PROBLEM REQUIREMENTS: Could you print every record below exactly as it appears?

========================================================================

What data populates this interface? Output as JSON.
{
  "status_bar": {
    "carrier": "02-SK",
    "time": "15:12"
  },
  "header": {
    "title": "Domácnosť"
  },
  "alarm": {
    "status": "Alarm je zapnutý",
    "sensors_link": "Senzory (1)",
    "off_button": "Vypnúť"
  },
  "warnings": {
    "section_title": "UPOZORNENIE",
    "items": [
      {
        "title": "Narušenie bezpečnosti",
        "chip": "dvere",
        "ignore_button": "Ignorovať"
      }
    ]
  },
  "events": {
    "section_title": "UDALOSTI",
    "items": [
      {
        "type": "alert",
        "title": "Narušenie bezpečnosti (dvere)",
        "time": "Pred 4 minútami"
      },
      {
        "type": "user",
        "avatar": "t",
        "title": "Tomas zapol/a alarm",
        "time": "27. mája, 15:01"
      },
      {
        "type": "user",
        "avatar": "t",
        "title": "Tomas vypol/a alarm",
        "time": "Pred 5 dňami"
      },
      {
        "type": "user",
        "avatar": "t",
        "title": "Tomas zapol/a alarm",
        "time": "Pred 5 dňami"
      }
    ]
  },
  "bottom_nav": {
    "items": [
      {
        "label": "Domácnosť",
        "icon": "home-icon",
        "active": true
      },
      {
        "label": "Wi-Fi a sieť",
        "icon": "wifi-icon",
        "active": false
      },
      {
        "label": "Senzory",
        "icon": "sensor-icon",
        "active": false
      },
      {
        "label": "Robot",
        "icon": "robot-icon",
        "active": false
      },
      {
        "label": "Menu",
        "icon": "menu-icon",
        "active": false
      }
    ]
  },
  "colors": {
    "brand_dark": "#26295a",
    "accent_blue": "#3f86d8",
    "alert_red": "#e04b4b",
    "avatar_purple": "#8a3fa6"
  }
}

========================================================================

THE RESULT:
What data populates this interface? Output as JSON.
{
  "status_bar": {
    "carrier": "02-SK",
    "time": "15:12"
  },
  "header": {
    "title": "Domácnosť"
  },
  "alarm": {
    "status": "Alarm je zapnutý",
    "sensors_link": "Senzory (1)",
    "off_button": "Vypnúť"
  },
  "warnings": {
    "section_title": "UPOZORNENIE",
    "items": [
      {
        "title": "Narušenie bezpečnosti",
        "chip": "dvere",
        "ignore_button": "Ignorovať"
      }
    ]
  },
  "events": {
    "section_title": "UDALOSTI",
    "items": [
      {
        "type": "alert",
        "title": "Narušenie bezpečnosti (dvere)",
        "time": "Pred 4 minútami"
      },
      {
        "type": "user",
        "avatar": "t",
        "title": "Tomas zapol/a alarm",
        "time": "27. mája, 15:01"
      },
      {
        "type": "user",
        "avatar": "t",
        "title": "Tomas vypol/a alarm",
        "time": "Pred 5 dňami"
      },
      {
        "type": "user",
        "avatar": "t",
        "title": "Tomas zapol/a alarm",
        "time": "Pred 5 dňami"
      }
    ]
  },
  "bottom_nav": {
    "items": [
      {
        "label": "Domácnosť",
        "icon": "home-icon",
        "active": true
      },
      {
        "label": "Wi-Fi a sieť",
        "icon": "wifi-icon",
        "active": false
      },
      {
        "label": "Senzory",
        "icon": "sensor-icon",
        "active": false
      },
      {
        "label": "Robot",
        "icon": "robot-icon",
        "active": false
      },
      {
        "label": "Menu",
        "icon": "menu-icon",
        "active": false
      }
    ]
  },
  "colors": {
    "brand_dark": "#26295a",
    "accent_blue": "#3f86d8",
    "alert_red": "#e04b4b",
    "avatar_purple": "#8a3fa6"
  }
}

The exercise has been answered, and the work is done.